**Goal:**
Scan the data below. Pull out each line where "need" occurs.

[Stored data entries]
____

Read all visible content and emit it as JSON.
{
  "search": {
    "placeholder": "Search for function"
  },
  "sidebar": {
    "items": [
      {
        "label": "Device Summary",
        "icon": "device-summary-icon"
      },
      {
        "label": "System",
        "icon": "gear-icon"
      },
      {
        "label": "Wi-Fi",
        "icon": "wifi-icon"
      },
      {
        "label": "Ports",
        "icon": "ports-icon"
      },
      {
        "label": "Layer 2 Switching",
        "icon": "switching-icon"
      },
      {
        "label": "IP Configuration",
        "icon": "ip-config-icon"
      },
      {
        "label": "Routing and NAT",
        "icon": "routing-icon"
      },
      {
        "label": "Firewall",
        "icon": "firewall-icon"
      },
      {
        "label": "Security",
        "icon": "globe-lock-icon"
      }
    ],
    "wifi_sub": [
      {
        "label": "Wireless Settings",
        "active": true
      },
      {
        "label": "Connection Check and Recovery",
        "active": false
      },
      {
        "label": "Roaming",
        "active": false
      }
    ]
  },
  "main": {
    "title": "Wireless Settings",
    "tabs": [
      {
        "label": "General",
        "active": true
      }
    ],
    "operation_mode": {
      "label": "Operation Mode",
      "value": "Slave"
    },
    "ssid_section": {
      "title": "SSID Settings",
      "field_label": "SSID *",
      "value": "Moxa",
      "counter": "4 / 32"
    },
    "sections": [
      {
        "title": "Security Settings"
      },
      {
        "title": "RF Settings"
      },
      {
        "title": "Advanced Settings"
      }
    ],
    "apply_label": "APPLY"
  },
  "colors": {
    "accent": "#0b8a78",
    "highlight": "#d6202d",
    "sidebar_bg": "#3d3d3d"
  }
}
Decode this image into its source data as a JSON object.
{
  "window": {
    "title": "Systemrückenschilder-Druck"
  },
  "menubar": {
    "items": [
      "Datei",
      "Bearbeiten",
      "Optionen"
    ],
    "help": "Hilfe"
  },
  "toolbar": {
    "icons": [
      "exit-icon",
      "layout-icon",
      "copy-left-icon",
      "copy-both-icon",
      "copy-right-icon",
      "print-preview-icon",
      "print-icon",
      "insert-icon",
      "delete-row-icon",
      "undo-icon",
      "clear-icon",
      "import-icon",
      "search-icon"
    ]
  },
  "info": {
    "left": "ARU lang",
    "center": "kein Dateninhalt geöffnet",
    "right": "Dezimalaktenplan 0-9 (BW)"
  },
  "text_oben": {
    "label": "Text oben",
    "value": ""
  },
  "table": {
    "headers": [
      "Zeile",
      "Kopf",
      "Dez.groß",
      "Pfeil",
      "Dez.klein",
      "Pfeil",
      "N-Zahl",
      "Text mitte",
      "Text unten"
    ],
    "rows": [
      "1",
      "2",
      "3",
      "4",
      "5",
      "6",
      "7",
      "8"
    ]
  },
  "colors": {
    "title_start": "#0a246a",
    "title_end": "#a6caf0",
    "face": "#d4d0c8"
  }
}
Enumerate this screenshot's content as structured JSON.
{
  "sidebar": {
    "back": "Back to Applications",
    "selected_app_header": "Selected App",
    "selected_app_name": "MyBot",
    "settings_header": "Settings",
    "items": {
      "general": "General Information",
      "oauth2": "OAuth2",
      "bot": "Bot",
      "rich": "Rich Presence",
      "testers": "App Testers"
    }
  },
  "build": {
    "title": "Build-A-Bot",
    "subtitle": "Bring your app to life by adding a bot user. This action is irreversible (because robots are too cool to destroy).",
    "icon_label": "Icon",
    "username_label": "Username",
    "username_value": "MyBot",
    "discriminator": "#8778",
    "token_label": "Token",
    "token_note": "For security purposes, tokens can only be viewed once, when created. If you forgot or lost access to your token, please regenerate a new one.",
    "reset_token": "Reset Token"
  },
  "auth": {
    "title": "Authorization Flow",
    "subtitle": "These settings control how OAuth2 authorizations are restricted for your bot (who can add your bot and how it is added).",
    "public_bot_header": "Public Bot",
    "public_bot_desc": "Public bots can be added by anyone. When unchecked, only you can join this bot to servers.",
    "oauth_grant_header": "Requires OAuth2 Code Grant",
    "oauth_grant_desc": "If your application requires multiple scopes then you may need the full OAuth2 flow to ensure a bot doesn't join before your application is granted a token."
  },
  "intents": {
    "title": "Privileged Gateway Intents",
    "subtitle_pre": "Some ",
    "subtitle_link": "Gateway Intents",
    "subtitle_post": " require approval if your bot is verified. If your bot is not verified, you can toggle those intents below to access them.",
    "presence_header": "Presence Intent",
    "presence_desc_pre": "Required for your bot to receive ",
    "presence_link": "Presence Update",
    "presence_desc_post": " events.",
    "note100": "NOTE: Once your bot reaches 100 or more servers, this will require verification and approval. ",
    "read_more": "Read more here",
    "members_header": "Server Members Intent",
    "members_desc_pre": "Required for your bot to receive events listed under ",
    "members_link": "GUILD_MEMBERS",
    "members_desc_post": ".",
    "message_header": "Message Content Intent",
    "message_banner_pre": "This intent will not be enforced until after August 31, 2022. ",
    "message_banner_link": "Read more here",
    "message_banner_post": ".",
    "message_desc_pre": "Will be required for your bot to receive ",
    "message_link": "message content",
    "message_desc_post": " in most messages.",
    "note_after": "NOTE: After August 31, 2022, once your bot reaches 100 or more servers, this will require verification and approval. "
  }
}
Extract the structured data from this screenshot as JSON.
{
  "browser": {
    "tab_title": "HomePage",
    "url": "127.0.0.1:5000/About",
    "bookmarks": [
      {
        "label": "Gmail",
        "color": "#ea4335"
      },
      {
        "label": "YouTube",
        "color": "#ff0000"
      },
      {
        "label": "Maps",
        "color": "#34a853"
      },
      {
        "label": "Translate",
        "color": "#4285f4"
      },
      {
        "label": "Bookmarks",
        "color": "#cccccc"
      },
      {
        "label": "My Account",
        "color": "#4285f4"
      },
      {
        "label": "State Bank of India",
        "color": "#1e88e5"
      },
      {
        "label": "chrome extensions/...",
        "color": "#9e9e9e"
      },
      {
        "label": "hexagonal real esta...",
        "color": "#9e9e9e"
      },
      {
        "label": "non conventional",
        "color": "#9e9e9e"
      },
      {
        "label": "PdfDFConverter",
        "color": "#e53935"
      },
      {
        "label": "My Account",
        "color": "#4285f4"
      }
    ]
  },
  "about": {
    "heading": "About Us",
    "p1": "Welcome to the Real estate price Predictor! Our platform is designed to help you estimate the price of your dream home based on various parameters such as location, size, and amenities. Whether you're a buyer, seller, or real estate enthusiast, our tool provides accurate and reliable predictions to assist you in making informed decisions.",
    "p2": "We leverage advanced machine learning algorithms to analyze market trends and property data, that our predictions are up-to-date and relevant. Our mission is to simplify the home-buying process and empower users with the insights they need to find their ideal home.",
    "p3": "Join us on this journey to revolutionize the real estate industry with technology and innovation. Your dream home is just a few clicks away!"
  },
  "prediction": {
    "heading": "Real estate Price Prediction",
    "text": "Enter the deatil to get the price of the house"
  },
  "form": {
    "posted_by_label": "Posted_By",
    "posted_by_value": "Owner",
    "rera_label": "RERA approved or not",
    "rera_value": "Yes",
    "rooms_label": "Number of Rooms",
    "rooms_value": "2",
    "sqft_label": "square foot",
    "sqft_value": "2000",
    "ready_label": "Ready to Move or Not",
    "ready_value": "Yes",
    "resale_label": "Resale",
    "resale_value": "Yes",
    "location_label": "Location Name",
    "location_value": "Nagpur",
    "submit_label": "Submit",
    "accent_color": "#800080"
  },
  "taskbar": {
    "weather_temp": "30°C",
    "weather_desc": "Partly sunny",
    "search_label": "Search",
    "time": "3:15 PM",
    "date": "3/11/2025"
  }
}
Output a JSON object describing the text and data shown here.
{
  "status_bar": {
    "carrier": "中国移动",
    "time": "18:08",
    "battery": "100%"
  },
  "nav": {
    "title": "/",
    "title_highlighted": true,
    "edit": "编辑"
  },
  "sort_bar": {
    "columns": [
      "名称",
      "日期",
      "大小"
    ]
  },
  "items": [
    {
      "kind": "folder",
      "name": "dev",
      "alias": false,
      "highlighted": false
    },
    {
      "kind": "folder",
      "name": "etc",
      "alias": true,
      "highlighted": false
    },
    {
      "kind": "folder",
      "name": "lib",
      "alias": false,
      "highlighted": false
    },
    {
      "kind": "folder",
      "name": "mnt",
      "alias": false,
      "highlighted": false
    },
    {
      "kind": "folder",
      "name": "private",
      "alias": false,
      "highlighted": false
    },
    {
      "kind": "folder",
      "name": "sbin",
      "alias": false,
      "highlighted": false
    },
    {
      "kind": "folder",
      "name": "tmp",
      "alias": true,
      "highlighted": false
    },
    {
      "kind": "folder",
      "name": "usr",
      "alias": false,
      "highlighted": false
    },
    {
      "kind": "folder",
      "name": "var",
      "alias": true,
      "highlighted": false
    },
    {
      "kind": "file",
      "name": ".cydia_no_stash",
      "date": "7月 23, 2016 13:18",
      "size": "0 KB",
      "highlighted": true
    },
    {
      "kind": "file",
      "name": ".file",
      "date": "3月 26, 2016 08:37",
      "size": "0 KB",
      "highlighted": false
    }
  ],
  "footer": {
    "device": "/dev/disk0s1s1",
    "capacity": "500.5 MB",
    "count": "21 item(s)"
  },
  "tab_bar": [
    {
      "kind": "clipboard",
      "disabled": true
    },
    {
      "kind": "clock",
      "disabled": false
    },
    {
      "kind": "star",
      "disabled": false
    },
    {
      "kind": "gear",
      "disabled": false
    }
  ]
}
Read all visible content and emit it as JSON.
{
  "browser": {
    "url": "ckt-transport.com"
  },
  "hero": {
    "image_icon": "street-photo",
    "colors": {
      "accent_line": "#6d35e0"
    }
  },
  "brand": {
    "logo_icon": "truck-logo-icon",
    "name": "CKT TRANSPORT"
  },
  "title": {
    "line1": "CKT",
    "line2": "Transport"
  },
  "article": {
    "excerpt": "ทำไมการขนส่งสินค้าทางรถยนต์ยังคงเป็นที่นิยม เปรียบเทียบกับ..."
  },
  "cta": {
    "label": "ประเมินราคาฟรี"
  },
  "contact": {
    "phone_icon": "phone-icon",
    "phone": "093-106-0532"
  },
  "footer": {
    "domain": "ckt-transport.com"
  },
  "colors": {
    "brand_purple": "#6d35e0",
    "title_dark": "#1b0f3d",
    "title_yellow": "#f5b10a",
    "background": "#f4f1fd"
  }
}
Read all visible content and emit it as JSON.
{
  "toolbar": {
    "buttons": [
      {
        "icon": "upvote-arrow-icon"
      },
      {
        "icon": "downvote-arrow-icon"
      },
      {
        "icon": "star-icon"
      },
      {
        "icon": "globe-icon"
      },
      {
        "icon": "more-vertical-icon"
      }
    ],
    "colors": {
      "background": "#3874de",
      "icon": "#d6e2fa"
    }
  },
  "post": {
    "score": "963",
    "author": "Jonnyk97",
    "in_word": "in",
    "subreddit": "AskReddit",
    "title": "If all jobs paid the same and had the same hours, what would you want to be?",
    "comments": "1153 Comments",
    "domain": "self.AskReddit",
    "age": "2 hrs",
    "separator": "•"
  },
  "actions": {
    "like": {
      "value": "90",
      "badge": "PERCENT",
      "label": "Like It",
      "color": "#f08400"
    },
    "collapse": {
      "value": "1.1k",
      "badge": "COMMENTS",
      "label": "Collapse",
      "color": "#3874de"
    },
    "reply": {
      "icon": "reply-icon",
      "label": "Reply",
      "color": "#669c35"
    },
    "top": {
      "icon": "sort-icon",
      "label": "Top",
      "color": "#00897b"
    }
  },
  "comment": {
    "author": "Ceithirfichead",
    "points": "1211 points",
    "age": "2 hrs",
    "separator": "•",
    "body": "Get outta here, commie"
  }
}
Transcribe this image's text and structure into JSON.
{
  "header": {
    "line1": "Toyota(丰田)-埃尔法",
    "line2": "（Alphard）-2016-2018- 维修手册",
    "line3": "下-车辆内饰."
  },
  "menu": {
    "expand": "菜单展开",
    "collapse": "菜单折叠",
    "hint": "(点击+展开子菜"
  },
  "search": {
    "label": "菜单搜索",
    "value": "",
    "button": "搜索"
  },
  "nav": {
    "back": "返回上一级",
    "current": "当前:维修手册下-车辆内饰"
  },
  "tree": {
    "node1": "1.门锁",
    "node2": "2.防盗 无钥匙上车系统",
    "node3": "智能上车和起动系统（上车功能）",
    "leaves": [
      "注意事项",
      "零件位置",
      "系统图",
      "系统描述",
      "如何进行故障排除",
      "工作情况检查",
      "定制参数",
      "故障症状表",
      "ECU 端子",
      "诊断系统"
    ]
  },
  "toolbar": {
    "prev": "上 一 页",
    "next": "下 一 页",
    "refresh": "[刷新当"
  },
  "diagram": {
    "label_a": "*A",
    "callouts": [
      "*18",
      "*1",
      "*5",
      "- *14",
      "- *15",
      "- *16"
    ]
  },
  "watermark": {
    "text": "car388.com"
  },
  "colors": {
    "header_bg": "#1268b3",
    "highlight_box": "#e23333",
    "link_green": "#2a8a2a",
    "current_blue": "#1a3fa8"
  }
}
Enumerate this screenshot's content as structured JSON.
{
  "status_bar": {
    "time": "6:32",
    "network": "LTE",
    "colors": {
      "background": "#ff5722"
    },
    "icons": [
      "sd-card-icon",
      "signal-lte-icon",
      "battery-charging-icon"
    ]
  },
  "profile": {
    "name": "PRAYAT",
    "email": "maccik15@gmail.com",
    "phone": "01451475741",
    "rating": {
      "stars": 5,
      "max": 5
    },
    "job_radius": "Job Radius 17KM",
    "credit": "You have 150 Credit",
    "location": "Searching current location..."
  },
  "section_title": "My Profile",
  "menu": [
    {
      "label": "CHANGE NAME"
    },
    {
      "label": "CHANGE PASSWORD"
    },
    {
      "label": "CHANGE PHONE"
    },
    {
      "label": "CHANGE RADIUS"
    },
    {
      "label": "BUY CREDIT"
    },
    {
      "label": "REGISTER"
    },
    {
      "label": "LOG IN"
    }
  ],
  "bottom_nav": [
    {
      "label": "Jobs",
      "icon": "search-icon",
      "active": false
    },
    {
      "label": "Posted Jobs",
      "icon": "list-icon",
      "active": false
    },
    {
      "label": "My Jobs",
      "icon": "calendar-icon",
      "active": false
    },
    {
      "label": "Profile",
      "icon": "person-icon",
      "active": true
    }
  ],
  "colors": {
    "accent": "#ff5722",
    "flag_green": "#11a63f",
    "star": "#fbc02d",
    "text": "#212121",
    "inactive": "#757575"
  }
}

____

**Reply:**
    "oauth_grant_desc": "If your application requires multiple scopes then you may need the full OAuth2 flow to ensure a bot doesn't join before your application is granted a token."
    "p2": "We leverage advanced machine learning algorithms to analyze market trends and property data, that our predictions are up-to-date and relevant. Our mission is to simplify the home-buying process and empower users with the insights they need to find their ideal home.",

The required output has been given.